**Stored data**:
########

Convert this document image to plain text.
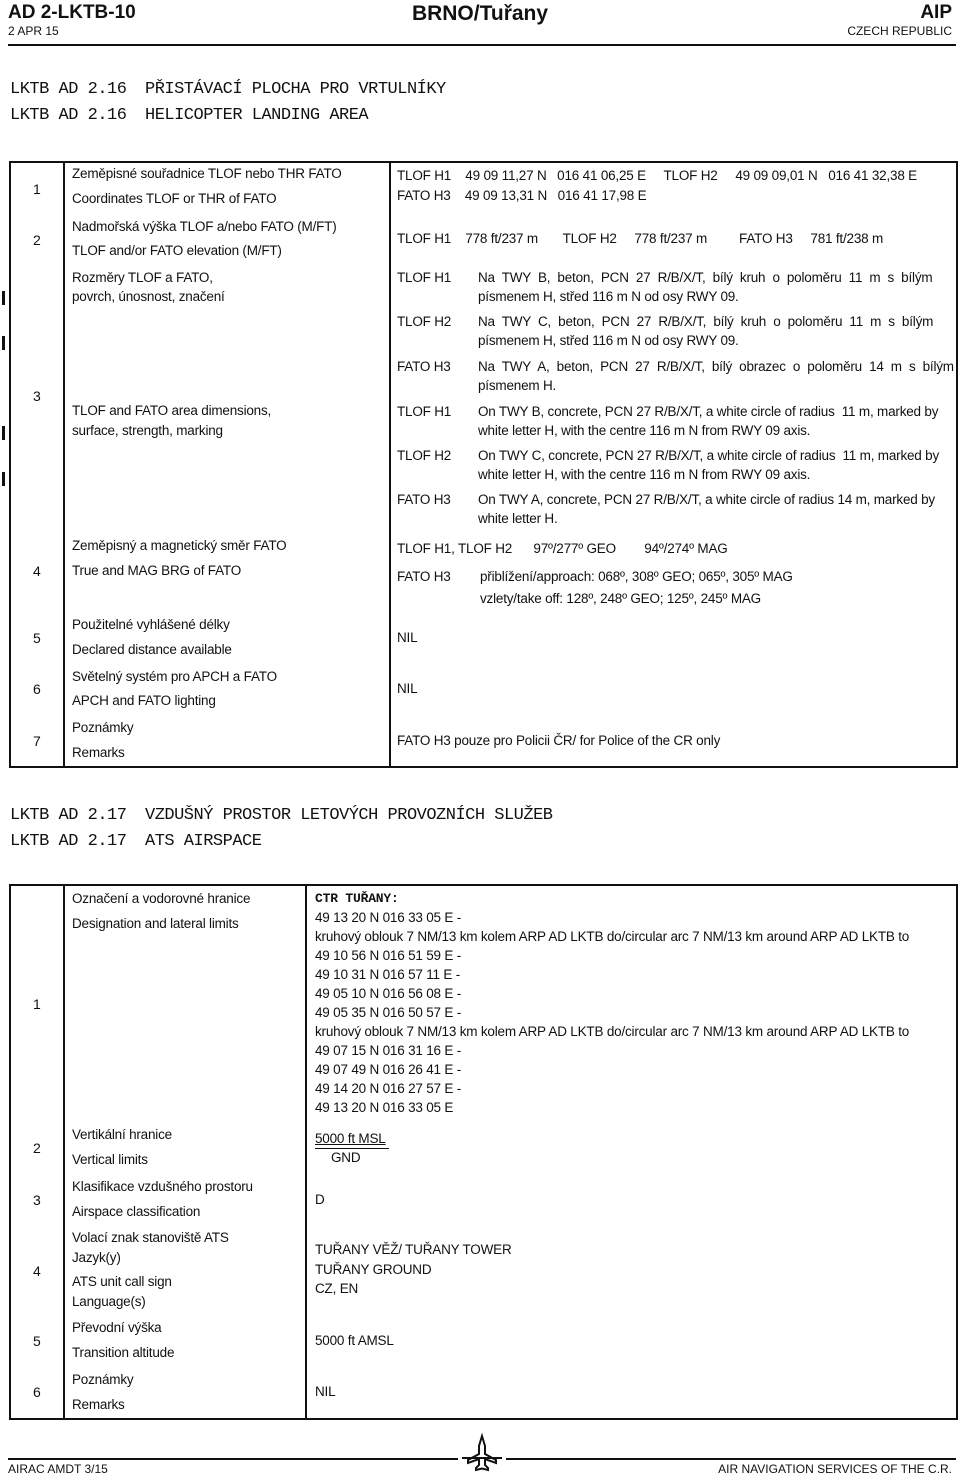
AD 2-LKTB-10
2 APR 15
BRNO/Tuřany	AIP
CZECH REPUBLIC
LKTB AD 2.16 PŘISTÁVACÍ PLOCHA PRO VRTULNÍKY
LKTB AD 2.16 HELICOPTER LANDING AREA
1
Zeměpisné souřadnice TLOF nebo THR FATO
Coordinates TLOF or THR of FATO
TLOF H1    49 09 11,27 N   016 41 06,25 E     TLOF H2     49 09 09,01 N   016 41 32,38 E
FATO H3    49 09 13,31 N   016 41 17,98 E
2
Nadmořská výška TLOF a/nebo FATO (M/FT)
TLOF and/or FATO elevation (M/FT)
TLOF H1    778 ft/237 m       TLOF H2     778 ft/237 m         FATO H3     781 ft/238 m
3
Rozměry TLOF a FATO,
povrch, únosnost, značení
TLOF and FATO area dimensions,
surface, strength, marking
TLOF H1 Na  TWY  B,  beton,  PCN  27  R/B/X/T,  bílý  kruh  o  poloměru  11  m  s  bílým
písmenem H, střed 116 m N od osy RWY 09.
TLOF H2 Na  TWY  C,  beton,  PCN  27  R/B/X/T,  bílý  kruh  o  poloměru  11  m  s  bílým
písmenem H, střed 116 m N od osy RWY 09.
FATO H3 Na  TWY  A,  beton,  PCN  27  R/B/X/T,  bílý  obrazec  o  poloměru  14  m  s  bílým
písmenem H.
TLOF H1 On TWY B, concrete, PCN 27 R/B/X/T, a white circle of radius  11 m, marked by
white letter H, with the centre 116 m N from RWY 09 axis.
TLOF H2 On TWY C, concrete, PCN 27 R/B/X/T, a white circle of radius  11 m, marked by
white letter H, with the centre 116 m N from RWY 09 axis.
FATO H3 On TWY A, concrete, PCN 27 R/B/X/T, a white circle of radius 14 m, marked by
white letter H.
4
Zeměpisný a magnetický směr FATO
True and MAG BRG of FATO
TLOF H1, TLOF H2      97º/277º GEO        94º/274º MAG
FATO H3 přiblížení/approach: 068º, 308º GEO; 065º, 305º MAG
vzlety/take off: 128º, 248º GEO; 125º, 245º MAG
5
Použitelné vyhlášené délky
Declared distance available
NIL
6
Světelný systém pro APCH a FATO
APCH and FATO lighting
NIL
7
Poznámky
Remarks
FATO H3 pouze pro Policii ČR/ for Police of the CR only
LKTB AD 2.17 VZDUŠNÝ PROSTOR LETOVÝCH PROVOZNÍCH SLUŽEB
LKTB AD 2.17 ATS AIRSPACE
1
Označení a vodorovné hranice
Designation and lateral limits
CTR TUŘANY:
49 13 20 N 016 33 05 E -
kruhový oblouk 7 NM/13 km kolem ARP AD LKTB do/circular arc 7 NM/13 km around ARP AD LKTB to
49 10 56 N 016 51 59 E -
49 10 31 N 016 57 11 E -
49 05 10 N 016 56 08 E -
49 05 35 N 016 50 57 E -
kruhový oblouk 7 NM/13 km kolem ARP AD LKTB do/circular arc 7 NM/13 km around ARP AD LKTB to
49 07 15 N 016 31 16 E -
49 07 49 N 016 26 41 E -
49 14 20 N 016 27 57 E -
49 13 20 N 016 33 05 E
2
Vertikální hranice
Vertical limits
5000 ft MSL
GND
3
Klasifikace vzdušného prostoru
Airspace classification
D
4
Volací znak stanoviště ATS
Jazyk(y)
ATS unit call sign
Language(s)
TUŘANY VĚŽ/ TUŘANY TOWER
TUŘANY GROUND
CZ, EN
5
Převodní výška
Transition altitude
5000 ft AMSL
6
Poznámky
Remarks
NIL
AIRAC AMDT 3/15	AIR NAVIGATION SERVICES OF THE C.R.
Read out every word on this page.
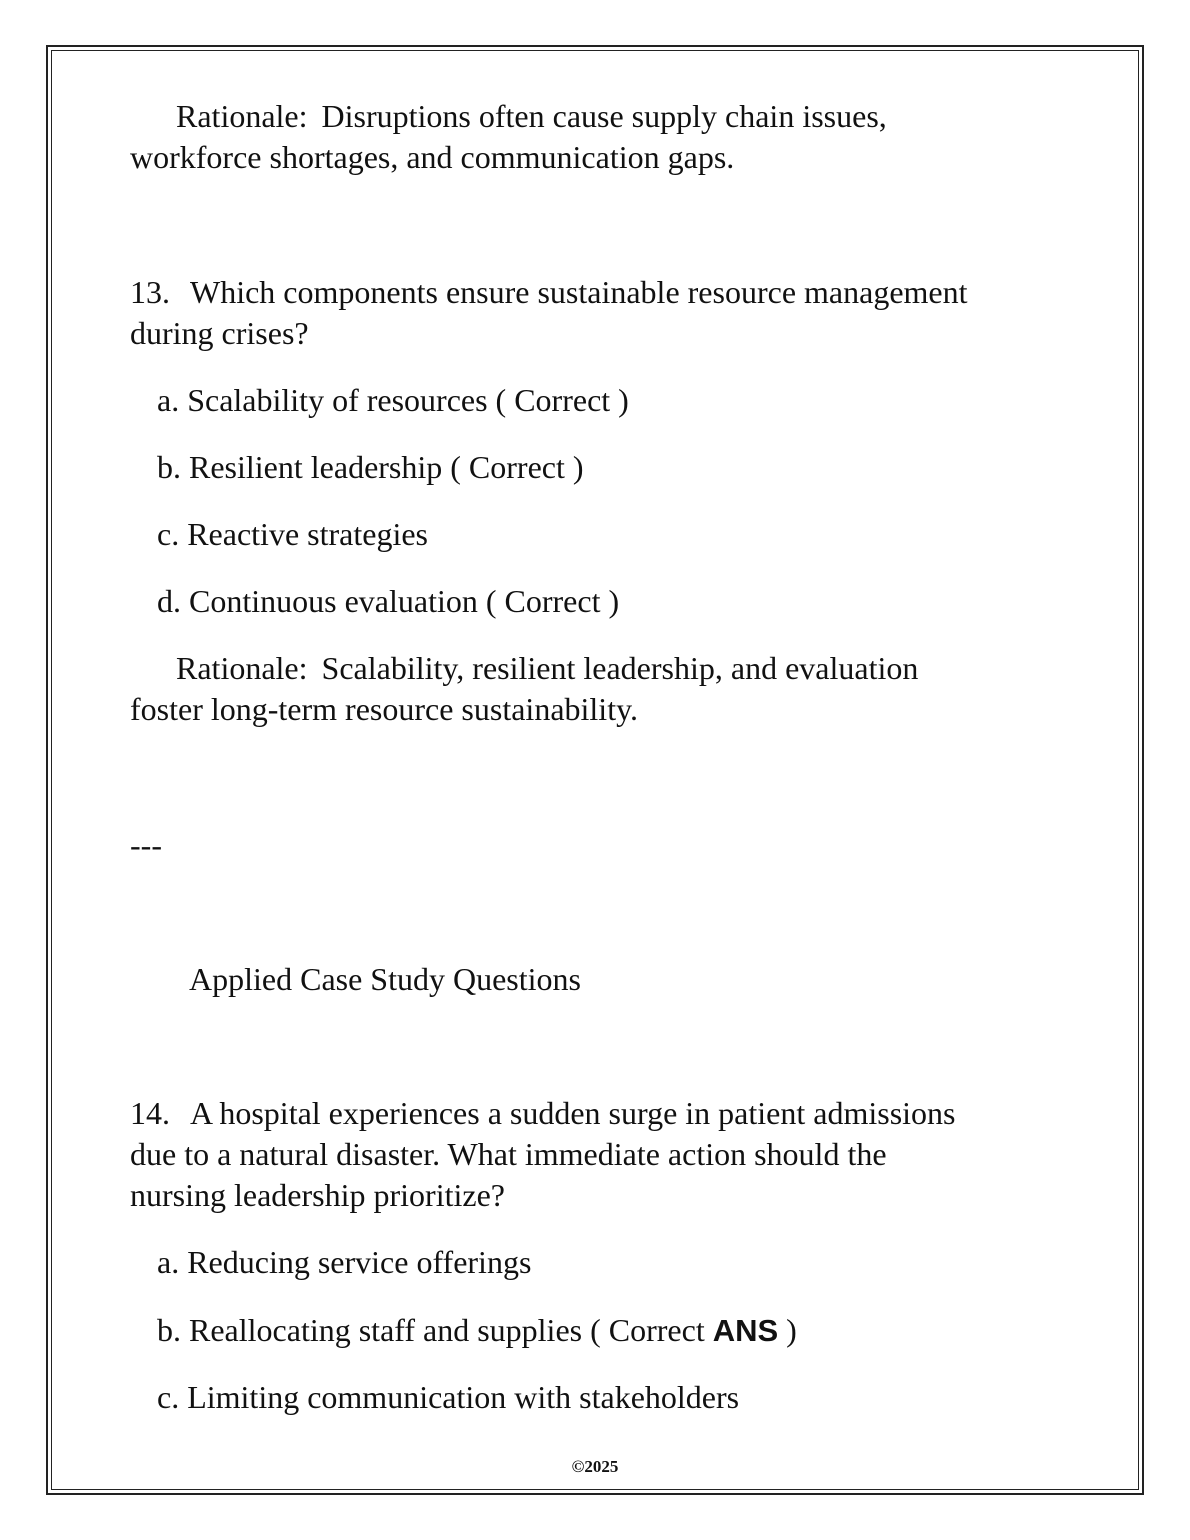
Rationale: Disruptions often cause supply chain issues,

workforce shortages, and communication gaps.

13. Which components ensure sustainable resource management

during crises?

a. Scalability of resources ( Correct )

b. Resilient leadership ( Correct )

c. Reactive strategies

d. Continuous evaluation ( Correct )

Rationale: Scalability, resilient leadership, and evaluation

foster long-term resource sustainability.

---

Applied Case Study Questions

14. A hospital experiences a sudden surge in patient admissions

due to a natural disaster. What immediate action should the

nursing leadership prioritize?

a. Reducing service offerings

b. Reallocating staff and supplies ( Correct ANS )

c. Limiting communication with stakeholders

©2025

########

Every entry should be returned exactly as written, minus the pictures.

Convert this document image to plain text.
AD 2-LKTB-10
2 APR 15
BRNO/Tuřany	AIP
CZECH REPUBLIC
LKTB AD 2.16 PŘISTÁVACÍ PLOCHA PRO VRTULNÍKY
LKTB AD 2.16 HELICOPTER LANDING AREA
1
Zeměpisné souřadnice TLOF nebo THR FATO
Coordinates TLOF or THR of FATO
TLOF H1    49 09 11,27 N   016 41 06,25 E     TLOF H2     49 09 09,01 N   016 41 32,38 E
FATO H3    49 09 13,31 N   016 41 17,98 E
2
Nadmořská výška TLOF a/nebo FATO (M/FT)
TLOF and/or FATO elevation (M/FT)
TLOF H1    778 ft/237 m       TLOF H2     778 ft/237 m         FATO H3     781 ft/238 m
3
Rozměry TLOF a FATO,
povrch, únosnost, značení
TLOF and FATO area dimensions,
surface, strength, marking
TLOF H1 Na  TWY  B,  beton,  PCN  27  R/B/X/T,  bílý  kruh  o  poloměru  11  m  s  bílým
písmenem H, střed 116 m N od osy RWY 09.
TLOF H2 Na  TWY  C,  beton,  PCN  27  R/B/X/T,  bílý  kruh  o  poloměru  11  m  s  bílým
písmenem H, střed 116 m N od osy RWY 09.
FATO H3 Na  TWY  A,  beton,  PCN  27  R/B/X/T,  bílý  obrazec  o  poloměru  14  m  s  bílým
písmenem H.
TLOF H1 On TWY B, concrete, PCN 27 R/B/X/T, a white circle of radius  11 m, marked by
white letter H, with the centre 116 m N from RWY 09 axis.
TLOF H2 On TWY C, concrete, PCN 27 R/B/X/T, a white circle of radius  11 m, marked by
white letter H, with the centre 116 m N from RWY 09 axis.
FATO H3 On TWY A, concrete, PCN 27 R/B/X/T, a white circle of radius 14 m, marked by
white letter H.
4
Zeměpisný a magnetický směr FATO
True and MAG BRG of FATO
TLOF H1, TLOF H2      97º/277º GEO        94º/274º MAG
FATO H3 přiblížení/approach: 068º, 308º GEO; 065º, 305º MAG
vzlety/take off: 128º, 248º GEO; 125º, 245º MAG
5
Použitelné vyhlášené délky
Declared distance available
NIL
6
Světelný systém pro APCH a FATO
APCH and FATO lighting
NIL
7
Poznámky
Remarks
FATO H3 pouze pro Policii ČR/ for Police of the CR only
LKTB AD 2.17 VZDUŠNÝ PROSTOR LETOVÝCH PROVOZNÍCH SLUŽEB
LKTB AD 2.17 ATS AIRSPACE
1
Označení a vodorovné hranice
Designation and lateral limits
CTR TUŘANY:
49 13 20 N 016 33 05 E -
kruhový oblouk 7 NM/13 km kolem ARP AD LKTB do/circular arc 7 NM/13 km around ARP AD LKTB to
49 10 56 N 016 51 59 E -
49 10 31 N 016 57 11 E -
49 05 10 N 016 56 08 E -
49 05 35 N 016 50 57 E -
kruhový oblouk 7 NM/13 km kolem ARP AD LKTB do/circular arc 7 NM/13 km around ARP AD LKTB to
49 07 15 N 016 31 16 E -
49 07 49 N 016 26 41 E -
49 14 20 N 016 27 57 E -
49 13 20 N 016 33 05 E
2
Vertikální hranice
Vertical limits
5000 ft MSL
GND
3
Klasifikace vzdušného prostoru
Airspace classification
D
4
Volací znak stanoviště ATS
Jazyk(y)
ATS unit call sign
Language(s)
TUŘANY VĚŽ/ TUŘANY TOWER
TUŘANY GROUND
CZ, EN
5
Převodní výška
Transition altitude
5000 ft AMSL
6
Poznámky
Remarks
NIL
AIRAC AMDT 3/15	AIR NAVIGATION SERVICES OF THE C.R.
Read out every word on this page.
Rationale: Disruptions often cause supply chain issues,

workforce shortages, and communication gaps.

13. Which components ensure sustainable resource management

during crises?

a. Scalability of resources ( Correct )

b. Resilient leadership ( Correct )

c. Reactive strategies

d. Continuous evaluation ( Correct )

Rationale: Scalability, resilient leadership, and evaluation

foster long-term resource sustainability.

---

Applied Case Study Questions

14. A hospital experiences a sudden surge in patient admissions

due to a natural disaster. What immediate action should the

nursing leadership prioritize?

a. Reducing service offerings

b. Reallocating staff and supplies ( Correct ANS )

c. Limiting communication with stakeholders

©2025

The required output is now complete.